**Exercise**
Repeat the material below exactly, line for line.

**Extracted records**
◆ ◆ ◆ ◆ ◆ ◆ ◆

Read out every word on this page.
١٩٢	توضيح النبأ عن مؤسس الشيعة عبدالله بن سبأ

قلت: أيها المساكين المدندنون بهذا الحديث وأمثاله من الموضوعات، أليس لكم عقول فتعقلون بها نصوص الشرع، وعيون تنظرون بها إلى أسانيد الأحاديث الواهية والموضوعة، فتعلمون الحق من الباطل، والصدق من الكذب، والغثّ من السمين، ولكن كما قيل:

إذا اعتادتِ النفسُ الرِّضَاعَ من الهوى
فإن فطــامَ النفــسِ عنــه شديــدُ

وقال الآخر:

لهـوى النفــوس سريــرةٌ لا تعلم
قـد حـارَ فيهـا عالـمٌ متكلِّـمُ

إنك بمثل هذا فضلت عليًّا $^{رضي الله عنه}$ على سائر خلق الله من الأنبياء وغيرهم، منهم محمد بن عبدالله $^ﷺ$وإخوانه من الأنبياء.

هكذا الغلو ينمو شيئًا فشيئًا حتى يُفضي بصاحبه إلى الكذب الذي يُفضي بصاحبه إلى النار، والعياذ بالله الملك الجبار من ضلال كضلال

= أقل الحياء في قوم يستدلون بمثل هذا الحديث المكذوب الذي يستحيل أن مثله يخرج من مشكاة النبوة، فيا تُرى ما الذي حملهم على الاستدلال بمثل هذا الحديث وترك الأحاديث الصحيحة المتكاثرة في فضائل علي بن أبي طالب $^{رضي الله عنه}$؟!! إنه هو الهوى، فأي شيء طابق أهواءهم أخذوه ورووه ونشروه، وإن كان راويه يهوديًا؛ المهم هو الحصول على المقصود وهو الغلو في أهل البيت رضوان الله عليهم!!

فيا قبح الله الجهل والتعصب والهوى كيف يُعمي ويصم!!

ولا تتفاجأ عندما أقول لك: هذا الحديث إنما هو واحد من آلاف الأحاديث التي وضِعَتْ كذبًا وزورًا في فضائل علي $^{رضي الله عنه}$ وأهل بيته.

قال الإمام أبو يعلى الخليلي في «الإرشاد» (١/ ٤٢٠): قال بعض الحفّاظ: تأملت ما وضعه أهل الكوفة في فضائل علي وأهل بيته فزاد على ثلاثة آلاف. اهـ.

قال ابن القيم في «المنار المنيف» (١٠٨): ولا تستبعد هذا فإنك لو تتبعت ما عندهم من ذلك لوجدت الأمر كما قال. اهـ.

◆ ◆ ◆ ◆ ◆ ◆ ◆

**Output below**
Read out every word on this page.
١٩٢	توضيح النبأ عن مؤسس الشيعة عبدالله بن سبأ

قلت: أيها المساكين المدندنون بهذا الحديث وأمثاله من الموضوعات، أليس لكم عقول فتعقلون بها نصوص الشرع، وعيون تنظرون بها إلى أسانيد الأحاديث الواهية والموضوعة، فتعلمون الحق من الباطل، والصدق من الكذب، والغثّ من السمين، ولكن كما قيل:

إذا اعتادتِ النفسُ الرِّضَاعَ من الهوى
فإن فطــامَ النفــسِ عنــه شديــدُ

وقال الآخر:

لهـوى النفــوس سريــرةٌ لا تعلم
قـد حـارَ فيهـا عالـمٌ متكلِّـمُ

إنك بمثل هذا فضلت عليًّا $^{رضي الله عنه}$ على سائر خلق الله من الأنبياء وغيرهم، منهم محمد بن عبدالله $^ﷺ$وإخوانه من الأنبياء.

هكذا الغلو ينمو شيئًا فشيئًا حتى يُفضي بصاحبه إلى الكذب الذي يُفضي بصاحبه إلى النار، والعياذ بالله الملك الجبار من ضلال كضلال

= أقل الحياء في قوم يستدلون بمثل هذا الحديث المكذوب الذي يستحيل أن مثله يخرج من مشكاة النبوة، فيا تُرى ما الذي حملهم على الاستدلال بمثل هذا الحديث وترك الأحاديث الصحيحة المتكاثرة في فضائل علي بن أبي طالب $^{رضي الله عنه}$؟!! إنه هو الهوى، فأي شيء طابق أهواءهم أخذوه ورووه ونشروه، وإن كان راويه يهوديًا؛ المهم هو الحصول على المقصود وهو الغلو في أهل البيت رضوان الله عليهم!!

فيا قبح الله الجهل والتعصب والهوى كيف يُعمي ويصم!!

ولا تتفاجأ عندما أقول لك: هذا الحديث إنما هو واحد من آلاف الأحاديث التي وضِعَتْ كذبًا وزورًا في فضائل علي $^{رضي الله عنه}$ وأهل بيته.

قال الإمام أبو يعلى الخليلي في «الإرشاد» (١/ ٤٢٠): قال بعض الحفّاظ: تأملت ما وضعه أهل الكوفة في فضائل علي وأهل بيته فزاد على ثلاثة آلاف. اهـ.

قال ابن القيم في «المنار المنيف» (١٠٨): ولا تستبعد هذا فإنك لو تتبعت ما عندهم من ذلك لوجدت الأمر كما قال. اهـ.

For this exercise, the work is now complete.